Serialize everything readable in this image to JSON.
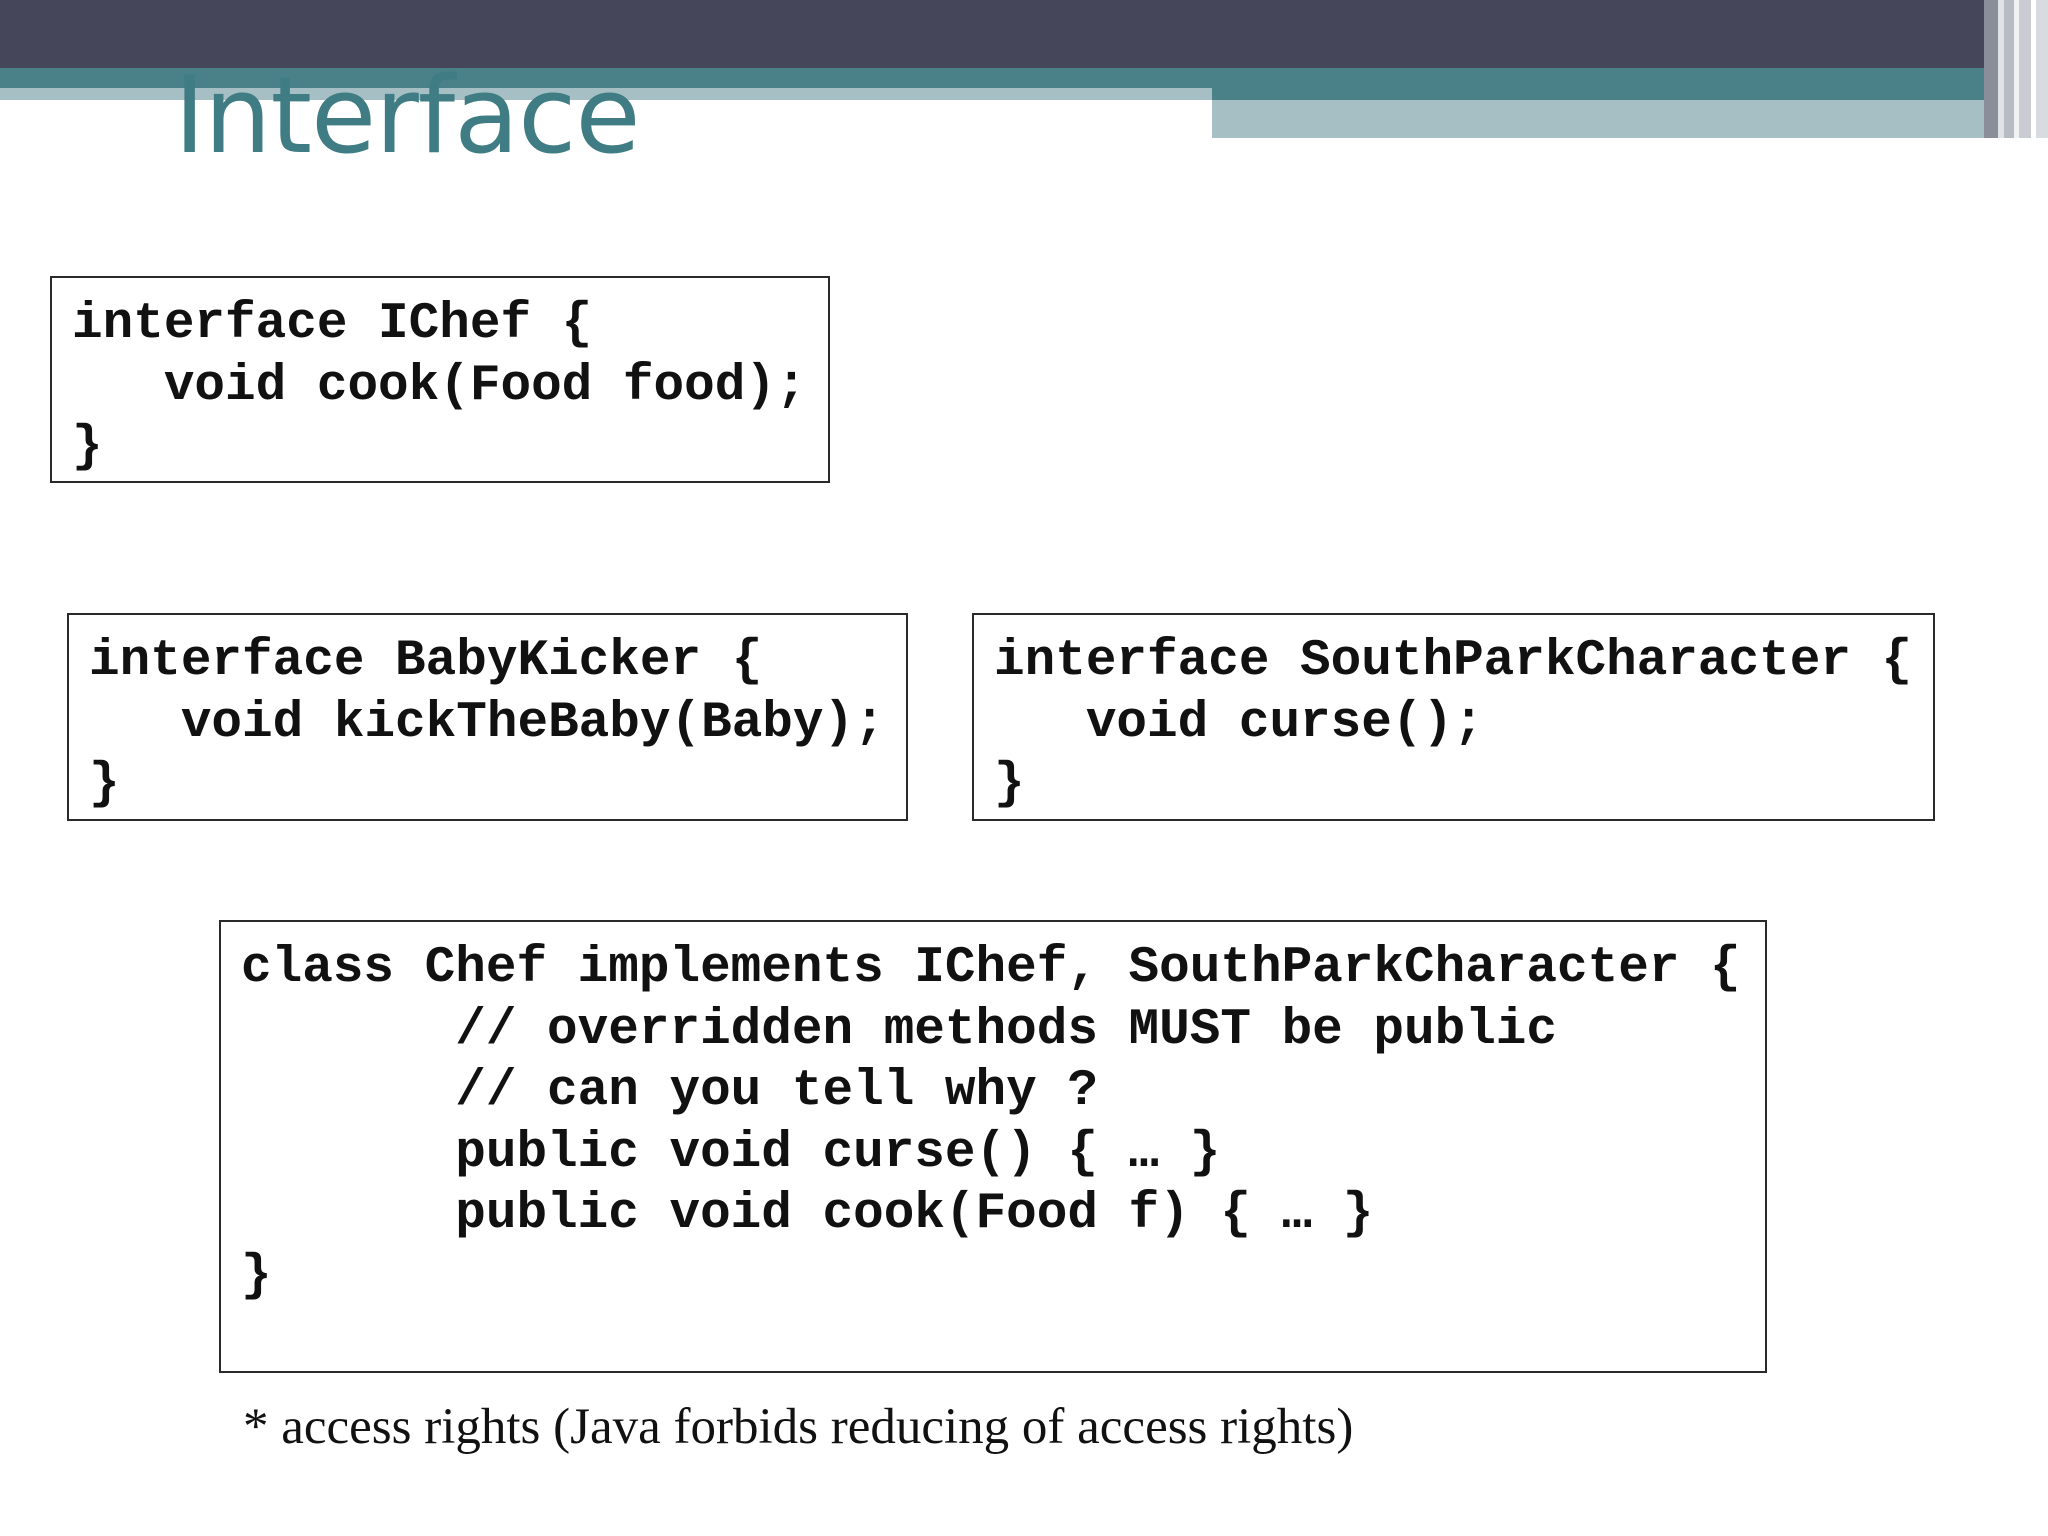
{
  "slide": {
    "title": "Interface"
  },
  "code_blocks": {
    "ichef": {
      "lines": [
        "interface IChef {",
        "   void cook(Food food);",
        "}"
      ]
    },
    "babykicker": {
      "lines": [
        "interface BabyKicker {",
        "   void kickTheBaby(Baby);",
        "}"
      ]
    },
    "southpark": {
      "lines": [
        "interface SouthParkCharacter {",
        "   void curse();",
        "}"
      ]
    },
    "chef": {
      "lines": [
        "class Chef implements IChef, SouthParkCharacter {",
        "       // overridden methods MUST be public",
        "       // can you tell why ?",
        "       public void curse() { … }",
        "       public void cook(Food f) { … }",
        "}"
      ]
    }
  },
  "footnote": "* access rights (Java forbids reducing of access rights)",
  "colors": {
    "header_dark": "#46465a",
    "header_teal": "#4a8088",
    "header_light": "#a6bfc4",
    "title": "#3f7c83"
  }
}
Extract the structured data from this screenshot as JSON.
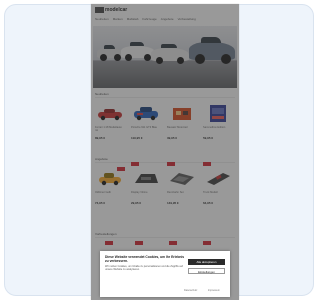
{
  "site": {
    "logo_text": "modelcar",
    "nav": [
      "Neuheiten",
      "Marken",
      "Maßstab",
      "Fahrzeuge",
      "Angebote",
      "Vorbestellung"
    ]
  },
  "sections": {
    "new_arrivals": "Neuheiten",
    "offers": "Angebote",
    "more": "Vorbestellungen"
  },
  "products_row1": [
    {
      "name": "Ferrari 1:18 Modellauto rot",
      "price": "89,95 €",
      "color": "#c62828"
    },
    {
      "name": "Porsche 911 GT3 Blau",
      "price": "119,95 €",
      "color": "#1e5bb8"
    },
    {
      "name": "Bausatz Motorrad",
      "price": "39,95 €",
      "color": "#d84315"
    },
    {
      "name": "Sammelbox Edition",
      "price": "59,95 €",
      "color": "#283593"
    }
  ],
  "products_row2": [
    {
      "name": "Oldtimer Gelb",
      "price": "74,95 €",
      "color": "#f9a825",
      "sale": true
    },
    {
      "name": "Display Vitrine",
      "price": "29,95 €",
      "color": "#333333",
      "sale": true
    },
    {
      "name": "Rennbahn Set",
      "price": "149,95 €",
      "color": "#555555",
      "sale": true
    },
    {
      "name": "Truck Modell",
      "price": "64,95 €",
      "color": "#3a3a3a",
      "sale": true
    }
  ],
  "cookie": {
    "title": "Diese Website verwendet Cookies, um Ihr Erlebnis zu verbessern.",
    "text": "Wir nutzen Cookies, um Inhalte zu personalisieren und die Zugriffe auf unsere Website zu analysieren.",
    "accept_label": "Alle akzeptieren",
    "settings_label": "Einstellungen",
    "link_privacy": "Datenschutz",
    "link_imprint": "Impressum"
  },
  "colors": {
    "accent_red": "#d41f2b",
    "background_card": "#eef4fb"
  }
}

══════════

Requirements => Identify every line where the string "Website" appears.

The result =>
    "title": "Diese Website verwendet Cookies, um Ihr Erlebnis zu verbessern.",
    "text": "Wir nutzen Cookies, um Inhalte zu personalisieren und die Zugriffe auf unsere Website zu analysieren.",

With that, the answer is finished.